STATED TASK
The data below should be printed in full, exactly, and without any of its images.

RECORDS PROVIDED
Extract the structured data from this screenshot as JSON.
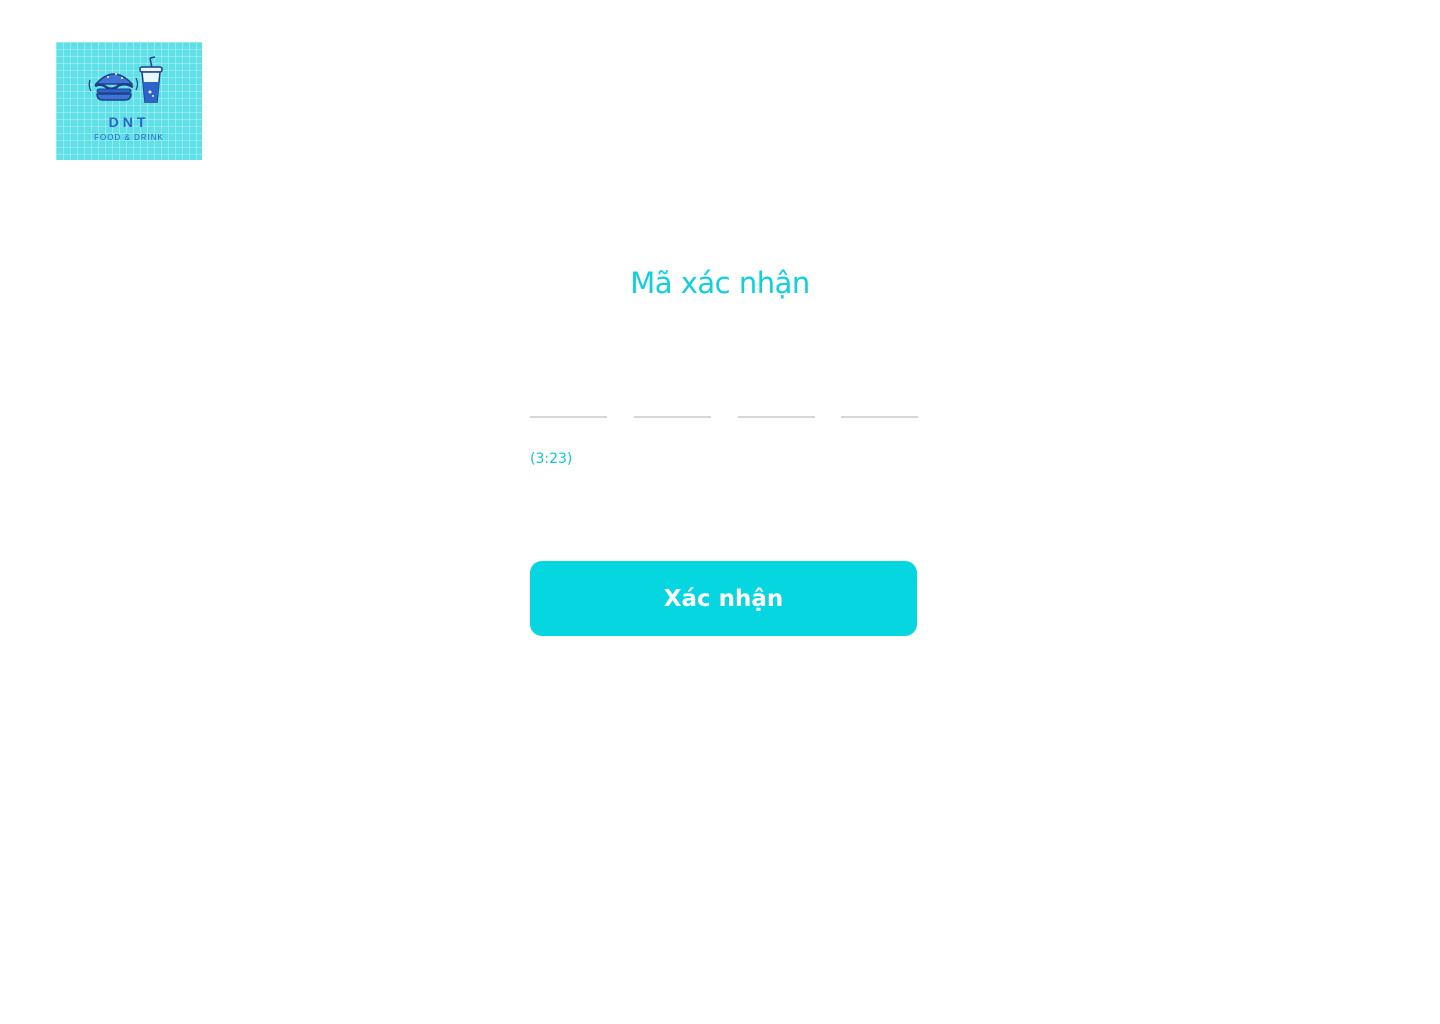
{
  "logo": {
    "icon_food": "burger-icon",
    "icon_drink": "drink-cup-icon",
    "title": "DNT",
    "subtitle": "FOOD & DRINK",
    "background_color": "#5fe0e6",
    "text_color": "#2f63c9"
  },
  "page": {
    "title": "Mã xác nhận"
  },
  "code_inputs": {
    "values": [
      "",
      "",
      "",
      ""
    ]
  },
  "timer": {
    "text": "(3:23)"
  },
  "confirm_button": {
    "label": "Xác nhận",
    "color": "#06d6e0"
  },
  "colors": {
    "accent": "#0fd0dc",
    "input_underline": "#d7d7d7"
  }
}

RESPONSE BELOW
Extract the structured data from this screenshot as JSON.
{
  "logo": {
    "icon_food": "burger-icon",
    "icon_drink": "drink-cup-icon",
    "title": "DNT",
    "subtitle": "FOOD & DRINK",
    "background_color": "#5fe0e6",
    "text_color": "#2f63c9"
  },
  "page": {
    "title": "Mã xác nhận"
  },
  "code_inputs": {
    "values": [
      "",
      "",
      "",
      ""
    ]
  },
  "timer": {
    "text": "(3:23)"
  },
  "confirm_button": {
    "label": "Xác nhận",
    "color": "#06d6e0"
  },
  "colors": {
    "accent": "#0fd0dc",
    "input_underline": "#d7d7d7"
  }
}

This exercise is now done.